GIVEN DATA »
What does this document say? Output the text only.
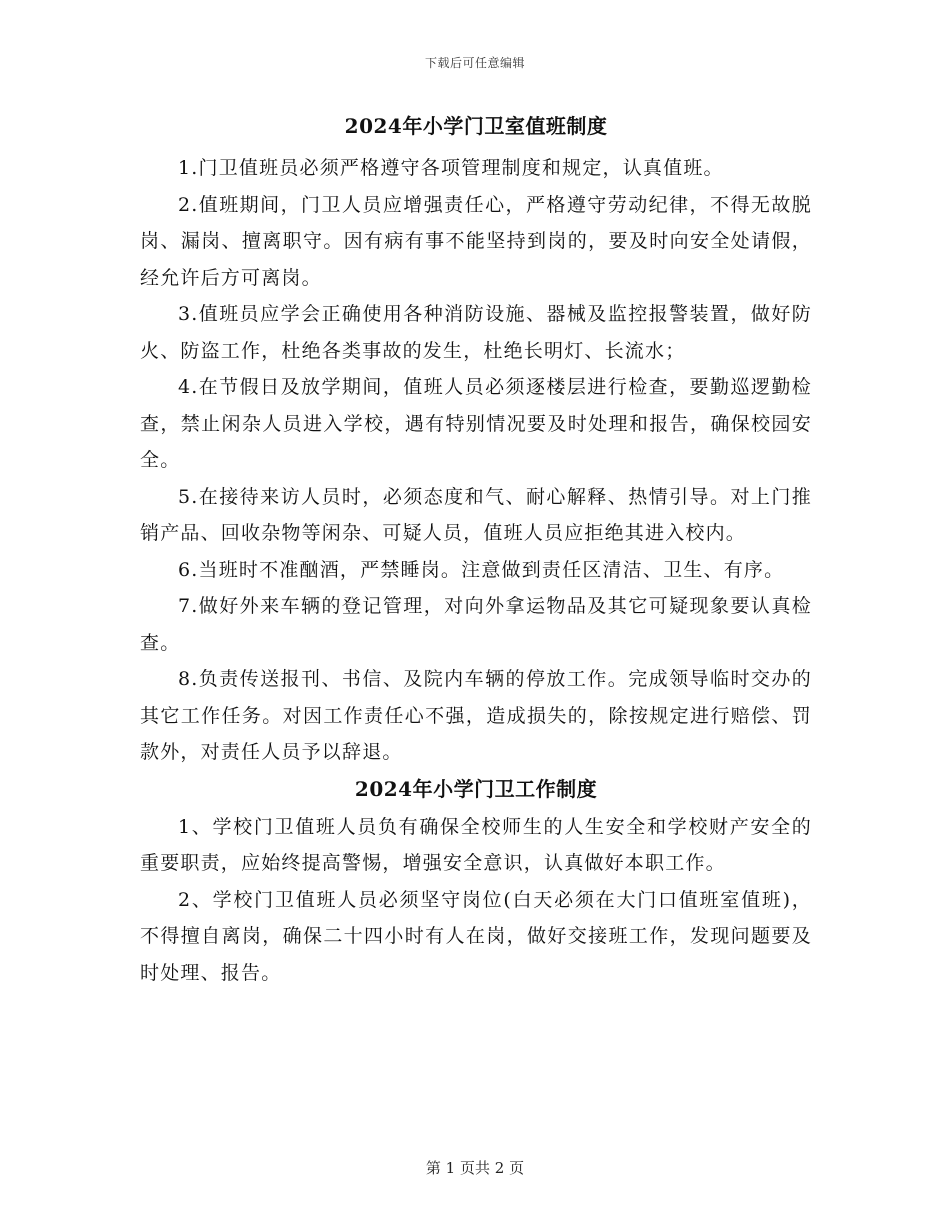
下载后可任意编辑
2024年小学门卫室值班制度

1.门卫值班员必须严格遵守各项管理制度和规定，认真值班。

2.值班期间，门卫人员应增强责任心，严格遵守劳动纪律，不得无故脱岗、漏岗、擅离职守。因有病有事不能坚持到岗的，要及时向安全处请假，经允许后方可离岗。

3.值班员应学会正确使用各种消防设施、器械及监控报警装置，做好防火、防盗工作，杜绝各类事故的发生，杜绝长明灯、长流水；

4.在节假日及放学期间，值班人员必须逐楼层进行检查，要勤巡逻勤检查，禁止闲杂人员进入学校，遇有特别情况要及时处理和报告，确保校园安全。

5.在接待来访人员时，必须态度和气、耐心解释、热情引导。对上门推销产品、回收杂物等闲杂、可疑人员，值班人员应拒绝其进入校内。

6.当班时不准酗酒，严禁睡岗。注意做到责任区清洁、卫生、有序。

7.做好外来车辆的登记管理，对向外拿运物品及其它可疑现象要认真检查。

8.负责传送报刊、书信、及院内车辆的停放工作。完成领导临时交办的其它工作任务。对因工作责任心不强，造成损失的，除按规定进行赔偿、罚款外，对责任人员予以辞退。

2024年小学门卫工作制度

1、学校门卫值班人员负有确保全校师生的人生安全和学校财产安全的重要职责，应始终提高警惕，增强安全意识，认真做好本职工作。

2、学校门卫值班人员必须坚守岗位(白天必须在大门口值班室值班)，不得擅自离岗，确保二十四小时有人在岗，做好交接班工作，发现问题要及时处理、报告。

第 1 页共 2 页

WORK TO DO » Leave every image out, and retype the material exactly.

FULL OUTPUT »
What does this document say? Output the text only.
下载后可任意编辑
2024年小学门卫室值班制度

1.门卫值班员必须严格遵守各项管理制度和规定，认真值班。

2.值班期间，门卫人员应增强责任心，严格遵守劳动纪律，不得无故脱岗、漏岗、擅离职守。因有病有事不能坚持到岗的，要及时向安全处请假，经允许后方可离岗。

3.值班员应学会正确使用各种消防设施、器械及监控报警装置，做好防火、防盗工作，杜绝各类事故的发生，杜绝长明灯、长流水；

4.在节假日及放学期间，值班人员必须逐楼层进行检查，要勤巡逻勤检查，禁止闲杂人员进入学校，遇有特别情况要及时处理和报告，确保校园安全。

5.在接待来访人员时，必须态度和气、耐心解释、热情引导。对上门推销产品、回收杂物等闲杂、可疑人员，值班人员应拒绝其进入校内。

6.当班时不准酗酒，严禁睡岗。注意做到责任区清洁、卫生、有序。

7.做好外来车辆的登记管理，对向外拿运物品及其它可疑现象要认真检查。

8.负责传送报刊、书信、及院内车辆的停放工作。完成领导临时交办的其它工作任务。对因工作责任心不强，造成损失的，除按规定进行赔偿、罚款外，对责任人员予以辞退。

2024年小学门卫工作制度

1、学校门卫值班人员负有确保全校师生的人生安全和学校财产安全的重要职责，应始终提高警惕，增强安全意识，认真做好本职工作。

2、学校门卫值班人员必须坚守岗位(白天必须在大门口值班室值班)，不得擅自离岗，确保二十四小时有人在岗，做好交接班工作，发现问题要及时处理、报告。

第 1 页共 2 页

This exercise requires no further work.